_Work to do_: Search the material below for the word "this" and copy every line in which it occurs.

(Collected data entries)
------------------------------

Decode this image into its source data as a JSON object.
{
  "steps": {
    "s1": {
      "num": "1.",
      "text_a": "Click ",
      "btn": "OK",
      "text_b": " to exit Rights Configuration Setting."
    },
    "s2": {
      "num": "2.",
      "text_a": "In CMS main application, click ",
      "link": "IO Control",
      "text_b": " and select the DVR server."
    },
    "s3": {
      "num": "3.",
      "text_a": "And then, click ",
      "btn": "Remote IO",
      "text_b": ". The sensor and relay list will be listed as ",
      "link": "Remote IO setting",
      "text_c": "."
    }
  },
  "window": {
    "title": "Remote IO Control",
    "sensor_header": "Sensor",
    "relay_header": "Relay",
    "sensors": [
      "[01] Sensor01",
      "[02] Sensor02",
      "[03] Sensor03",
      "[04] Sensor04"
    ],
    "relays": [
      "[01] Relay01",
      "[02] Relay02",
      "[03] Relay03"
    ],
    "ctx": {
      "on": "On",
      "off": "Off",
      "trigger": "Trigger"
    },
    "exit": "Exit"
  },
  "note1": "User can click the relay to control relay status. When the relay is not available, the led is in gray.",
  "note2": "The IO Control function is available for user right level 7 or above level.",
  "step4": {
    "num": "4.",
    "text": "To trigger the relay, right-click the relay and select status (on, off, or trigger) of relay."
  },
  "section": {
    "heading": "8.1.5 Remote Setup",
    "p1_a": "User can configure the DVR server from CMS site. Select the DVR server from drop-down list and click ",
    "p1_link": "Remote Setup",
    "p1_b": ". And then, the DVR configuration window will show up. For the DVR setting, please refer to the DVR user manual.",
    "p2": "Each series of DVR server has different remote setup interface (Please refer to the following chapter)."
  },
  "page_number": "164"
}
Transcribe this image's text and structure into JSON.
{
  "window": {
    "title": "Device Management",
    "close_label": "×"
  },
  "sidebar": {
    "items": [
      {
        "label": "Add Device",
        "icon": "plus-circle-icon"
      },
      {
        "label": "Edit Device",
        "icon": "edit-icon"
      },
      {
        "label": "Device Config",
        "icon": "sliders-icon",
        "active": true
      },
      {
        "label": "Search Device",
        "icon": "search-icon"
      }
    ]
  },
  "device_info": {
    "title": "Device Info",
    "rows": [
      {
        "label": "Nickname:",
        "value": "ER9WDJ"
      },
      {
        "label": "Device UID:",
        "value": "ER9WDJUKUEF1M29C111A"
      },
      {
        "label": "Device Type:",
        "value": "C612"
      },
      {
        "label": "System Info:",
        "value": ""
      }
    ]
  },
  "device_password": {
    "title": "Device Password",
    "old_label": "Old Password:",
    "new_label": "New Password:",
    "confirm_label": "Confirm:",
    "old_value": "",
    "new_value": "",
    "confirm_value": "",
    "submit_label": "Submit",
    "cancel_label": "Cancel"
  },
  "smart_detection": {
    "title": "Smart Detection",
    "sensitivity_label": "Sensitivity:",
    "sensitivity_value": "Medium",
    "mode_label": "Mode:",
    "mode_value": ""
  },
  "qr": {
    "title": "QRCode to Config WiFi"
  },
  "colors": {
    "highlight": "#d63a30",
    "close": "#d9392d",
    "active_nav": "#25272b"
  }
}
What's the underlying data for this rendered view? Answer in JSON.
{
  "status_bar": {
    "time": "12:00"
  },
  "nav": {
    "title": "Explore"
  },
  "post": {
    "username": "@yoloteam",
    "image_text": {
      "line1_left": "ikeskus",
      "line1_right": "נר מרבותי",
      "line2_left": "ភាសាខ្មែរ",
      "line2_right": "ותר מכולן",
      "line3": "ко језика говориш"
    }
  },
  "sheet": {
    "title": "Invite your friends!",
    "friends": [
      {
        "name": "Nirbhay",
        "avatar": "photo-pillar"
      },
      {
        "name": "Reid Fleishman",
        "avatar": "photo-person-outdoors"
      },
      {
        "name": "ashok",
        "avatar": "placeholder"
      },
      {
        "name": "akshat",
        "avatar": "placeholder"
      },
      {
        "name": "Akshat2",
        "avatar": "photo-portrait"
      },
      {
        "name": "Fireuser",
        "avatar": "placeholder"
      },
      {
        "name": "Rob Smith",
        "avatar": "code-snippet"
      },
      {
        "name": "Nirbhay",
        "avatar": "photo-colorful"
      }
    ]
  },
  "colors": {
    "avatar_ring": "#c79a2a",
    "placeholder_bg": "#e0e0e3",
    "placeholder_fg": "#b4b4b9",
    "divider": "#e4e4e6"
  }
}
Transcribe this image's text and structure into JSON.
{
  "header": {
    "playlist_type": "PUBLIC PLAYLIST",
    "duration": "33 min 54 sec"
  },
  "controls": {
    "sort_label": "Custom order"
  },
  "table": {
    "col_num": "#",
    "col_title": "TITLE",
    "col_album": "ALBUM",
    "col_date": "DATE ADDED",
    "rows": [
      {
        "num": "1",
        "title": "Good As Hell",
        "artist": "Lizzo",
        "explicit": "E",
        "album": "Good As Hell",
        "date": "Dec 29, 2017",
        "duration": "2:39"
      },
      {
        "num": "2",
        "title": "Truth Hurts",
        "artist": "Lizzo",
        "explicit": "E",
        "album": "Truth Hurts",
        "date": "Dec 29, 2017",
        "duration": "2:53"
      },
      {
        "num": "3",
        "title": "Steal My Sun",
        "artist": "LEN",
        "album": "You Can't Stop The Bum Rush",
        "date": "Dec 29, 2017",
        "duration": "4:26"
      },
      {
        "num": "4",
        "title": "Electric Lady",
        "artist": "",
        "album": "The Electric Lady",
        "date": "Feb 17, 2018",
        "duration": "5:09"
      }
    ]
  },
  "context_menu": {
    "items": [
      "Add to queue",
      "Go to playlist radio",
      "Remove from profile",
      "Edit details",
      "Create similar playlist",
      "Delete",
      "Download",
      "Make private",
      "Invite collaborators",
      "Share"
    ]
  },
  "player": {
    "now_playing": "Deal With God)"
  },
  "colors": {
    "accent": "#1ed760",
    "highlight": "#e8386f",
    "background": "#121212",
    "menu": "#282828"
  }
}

------------------------------

_Complete output_:
Decode this image into its source data as a JSON object.
Transcribe this image's text and structure into JSON.
What's the underlying data for this rendered view? Answer in JSON.
Transcribe this image's text and structure into JSON.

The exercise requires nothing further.